Task to carry out> Reproduce the listing verbatim.

++++ Extracted information ++++

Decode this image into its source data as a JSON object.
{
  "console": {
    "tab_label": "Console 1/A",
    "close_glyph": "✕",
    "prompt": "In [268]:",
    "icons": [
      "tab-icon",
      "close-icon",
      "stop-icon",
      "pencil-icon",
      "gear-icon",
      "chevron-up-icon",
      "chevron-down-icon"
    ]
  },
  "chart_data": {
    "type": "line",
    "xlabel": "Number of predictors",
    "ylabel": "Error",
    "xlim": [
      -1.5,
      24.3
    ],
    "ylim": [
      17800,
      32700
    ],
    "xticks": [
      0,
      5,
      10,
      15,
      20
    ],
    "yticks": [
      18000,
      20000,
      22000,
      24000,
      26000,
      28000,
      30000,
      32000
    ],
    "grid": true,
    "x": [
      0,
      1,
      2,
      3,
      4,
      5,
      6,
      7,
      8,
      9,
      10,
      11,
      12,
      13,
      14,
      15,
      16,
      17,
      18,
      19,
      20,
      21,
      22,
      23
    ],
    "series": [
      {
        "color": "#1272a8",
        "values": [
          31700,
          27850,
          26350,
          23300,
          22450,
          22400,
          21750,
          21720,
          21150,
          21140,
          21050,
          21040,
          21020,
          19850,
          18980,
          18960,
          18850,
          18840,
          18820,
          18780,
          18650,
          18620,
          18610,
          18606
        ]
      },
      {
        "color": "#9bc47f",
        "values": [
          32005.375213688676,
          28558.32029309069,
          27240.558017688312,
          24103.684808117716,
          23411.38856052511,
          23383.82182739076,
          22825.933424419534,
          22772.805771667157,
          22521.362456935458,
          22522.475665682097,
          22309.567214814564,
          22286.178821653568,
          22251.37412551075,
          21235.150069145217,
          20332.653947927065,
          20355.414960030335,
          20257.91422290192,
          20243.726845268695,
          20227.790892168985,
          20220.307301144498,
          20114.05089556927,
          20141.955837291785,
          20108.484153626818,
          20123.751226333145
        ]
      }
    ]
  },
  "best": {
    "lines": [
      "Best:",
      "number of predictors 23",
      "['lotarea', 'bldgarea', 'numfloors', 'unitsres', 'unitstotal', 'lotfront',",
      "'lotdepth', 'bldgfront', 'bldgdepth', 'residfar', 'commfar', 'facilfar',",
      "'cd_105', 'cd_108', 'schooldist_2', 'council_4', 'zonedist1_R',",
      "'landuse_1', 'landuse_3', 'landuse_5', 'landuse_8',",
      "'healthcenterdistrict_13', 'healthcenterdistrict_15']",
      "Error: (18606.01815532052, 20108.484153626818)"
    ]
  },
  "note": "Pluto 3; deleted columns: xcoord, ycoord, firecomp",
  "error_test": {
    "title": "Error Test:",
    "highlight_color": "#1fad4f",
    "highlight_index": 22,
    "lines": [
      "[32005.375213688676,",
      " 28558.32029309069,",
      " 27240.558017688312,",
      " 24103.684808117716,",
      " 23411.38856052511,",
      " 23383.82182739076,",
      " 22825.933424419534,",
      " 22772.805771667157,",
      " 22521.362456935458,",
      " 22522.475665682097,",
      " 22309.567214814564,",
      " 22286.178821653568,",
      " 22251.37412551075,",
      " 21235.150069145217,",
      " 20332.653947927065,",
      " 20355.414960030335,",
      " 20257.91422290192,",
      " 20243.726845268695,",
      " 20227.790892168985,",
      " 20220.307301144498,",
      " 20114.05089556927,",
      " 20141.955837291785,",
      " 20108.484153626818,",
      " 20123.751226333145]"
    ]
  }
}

++++

Response to the task>
Decode this image into its source data as a JSON object.
{
  "console": {
    "tab_label": "Console 1/A",
    "close_glyph": "✕",
    "prompt": "In [268]:",
    "icons": [
      "tab-icon",
      "close-icon",
      "stop-icon",
      "pencil-icon",
      "gear-icon",
      "chevron-up-icon",
      "chevron-down-icon"
    ]
  },
  "chart_data": {
    "type": "line",
    "xlabel": "Number of predictors",
    "ylabel": "Error",
    "xlim": [
      -1.5,
      24.3
    ],
    "ylim": [
      17800,
      32700
    ],
    "xticks": [
      0,
      5,
      10,
      15,
      20
    ],
    "yticks": [
      18000,
      20000,
      22000,
      24000,
      26000,
      28000,
      30000,
      32000
    ],
    "grid": true,
    "x": [
      0,
      1,
      2,
      3,
      4,
      5,
      6,
      7,
      8,
      9,
      10,
      11,
      12,
      13,
      14,
      15,
      16,
      17,
      18,
      19,
      20,
      21,
      22,
      23
    ],
    "series": [
      {
        "color": "#1272a8",
        "values": [
          31700,
          27850,
          26350,
          23300,
          22450,
          22400,
          21750,
          21720,
          21150,
          21140,
          21050,
          21040,
          21020,
          19850,
          18980,
          18960,
          18850,
          18840,
          18820,
          18780,
          18650,
          18620,
          18610,
          18606
        ]
      },
      {
        "color": "#9bc47f",
        "values": [
          32005.375213688676,
          28558.32029309069,
          27240.558017688312,
          24103.684808117716,
          23411.38856052511,
          23383.82182739076,
          22825.933424419534,
          22772.805771667157,
          22521.362456935458,
          22522.475665682097,
          22309.567214814564,
          22286.178821653568,
          22251.37412551075,
          21235.150069145217,
          20332.653947927065,
          20355.414960030335,
          20257.91422290192,
          20243.726845268695,
          20227.790892168985,
          20220.307301144498,
          20114.05089556927,
          20141.955837291785,
          20108.484153626818,
          20123.751226333145
        ]
      }
    ]
  },
  "best": {
    "lines": [
      "Best:",
      "number of predictors 23",
      "['lotarea', 'bldgarea', 'numfloors', 'unitsres', 'unitstotal', 'lotfront',",
      "'lotdepth', 'bldgfront', 'bldgdepth', 'residfar', 'commfar', 'facilfar',",
      "'cd_105', 'cd_108', 'schooldist_2', 'council_4', 'zonedist1_R',",
      "'landuse_1', 'landuse_3', 'landuse_5', 'landuse_8',",
      "'healthcenterdistrict_13', 'healthcenterdistrict_15']",
      "Error: (18606.01815532052, 20108.484153626818)"
    ]
  },
  "note": "Pluto 3; deleted columns: xcoord, ycoord, firecomp",
  "error_test": {
    "title": "Error Test:",
    "highlight_color": "#1fad4f",
    "highlight_index": 22,
    "lines": [
      "[32005.375213688676,",
      " 28558.32029309069,",
      " 27240.558017688312,",
      " 24103.684808117716,",
      " 23411.38856052511,",
      " 23383.82182739076,",
      " 22825.933424419534,",
      " 22772.805771667157,",
      " 22521.362456935458,",
      " 22522.475665682097,",
      " 22309.567214814564,",
      " 22286.178821653568,",
      " 22251.37412551075,",
      " 21235.150069145217,",
      " 20332.653947927065,",
      " 20355.414960030335,",
      " 20257.91422290192,",
      " 20243.726845268695,",
      " 20227.790892168985,",
      " 20220.307301144498,",
      " 20114.05089556927,",
      " 20141.955837291785,",
      " 20108.484153626818,",
      " 20123.751226333145]"
    ]
  }
}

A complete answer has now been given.